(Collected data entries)
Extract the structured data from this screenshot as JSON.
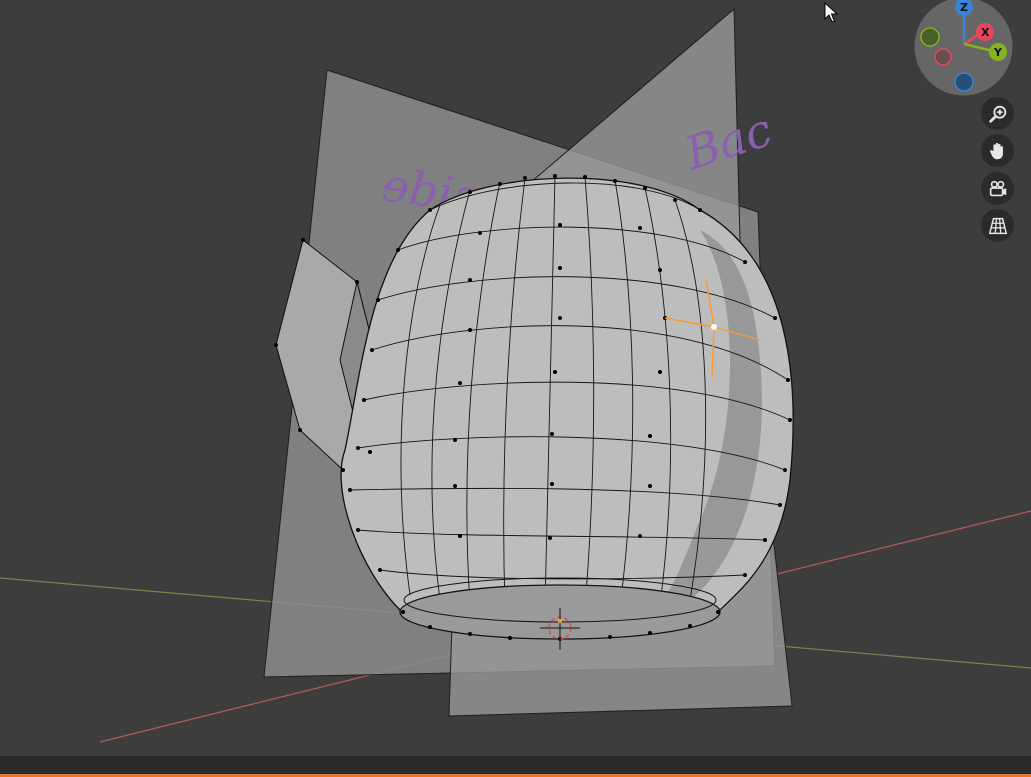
{
  "app": "Blender",
  "viewport": {
    "background_color": "#3d3d3d",
    "x_axis_color": "#b65a5a",
    "y_axis_color": "#6f8a4a",
    "mesh_color": "#b7b7b7",
    "selection_color": "#ff9a2e",
    "reference_image_text_left": "ɘbiƨ",
    "reference_image_text_right": "Bac"
  },
  "gizmo": {
    "z_label": "Z",
    "x_label": "X",
    "y_label": "Y",
    "z_color": "#3b83d8",
    "x_color": "#e9465b",
    "y_color": "#86b21f"
  },
  "nav_buttons": [
    {
      "icon": "zoom-icon",
      "tooltip": ""
    },
    {
      "icon": "hand-pan-icon",
      "tooltip": ""
    },
    {
      "icon": "camera-icon",
      "tooltip": ""
    },
    {
      "icon": "perspective-grid-icon",
      "tooltip": ""
    }
  ],
  "status_bar": {
    "accent_color": "#e8772e"
  }
}
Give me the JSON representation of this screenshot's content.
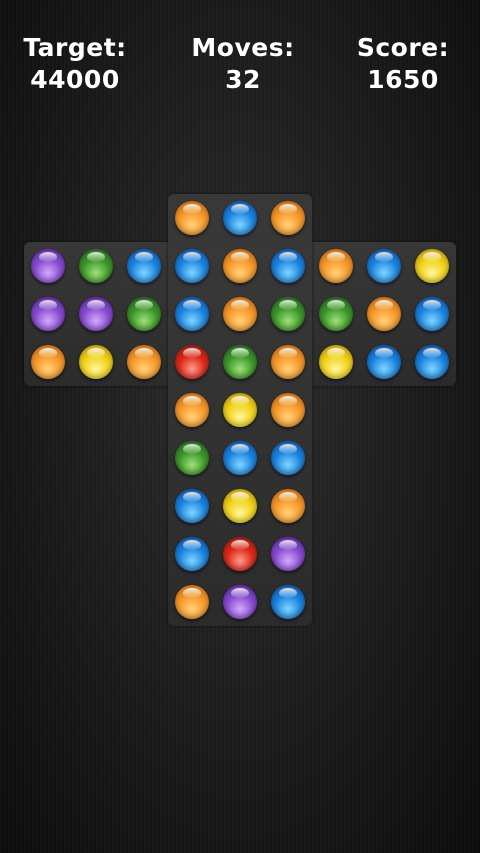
{
  "hud": {
    "target_label": "Target:",
    "target_value": "44000",
    "moves_label": "Moves:",
    "moves_value": "32",
    "score_label": "Score:",
    "score_value": "1650"
  },
  "colors": {
    "orange": "#f59a2c",
    "blue": "#1e86e0",
    "purple": "#8a4fd0",
    "green": "#3d9a2c",
    "yellow": "#f2d41a",
    "red": "#dd2a1a"
  },
  "board": {
    "columns": 9,
    "rows": 9,
    "grid": [
      [
        null,
        null,
        null,
        "orange",
        "blue",
        "orange",
        null,
        null,
        null
      ],
      [
        "purple",
        "green",
        "blue",
        "blue",
        "orange",
        "blue",
        "orange",
        "blue",
        "yellow"
      ],
      [
        "purple",
        "purple",
        "green",
        "blue",
        "orange",
        "green",
        "green",
        "orange",
        "blue"
      ],
      [
        "orange",
        "yellow",
        "orange",
        "red",
        "green",
        "orange",
        "yellow",
        "blue",
        "blue"
      ],
      [
        null,
        null,
        null,
        "orange",
        "yellow",
        "orange",
        null,
        null,
        null
      ],
      [
        null,
        null,
        null,
        "green",
        "blue",
        "blue",
        null,
        null,
        null
      ],
      [
        null,
        null,
        null,
        "blue",
        "yellow",
        "orange",
        null,
        null,
        null
      ],
      [
        null,
        null,
        null,
        "blue",
        "red",
        "purple",
        null,
        null,
        null
      ],
      [
        null,
        null,
        null,
        "orange",
        "purple",
        "blue",
        null,
        null,
        null
      ]
    ]
  }
}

■ YOUR GOAL
Collect every line above that contains the word "this".

■ OUTPUT BELOW
Extract the structured data from this screenshot as JSON.
Give me the JSON representation of this screenshot's content.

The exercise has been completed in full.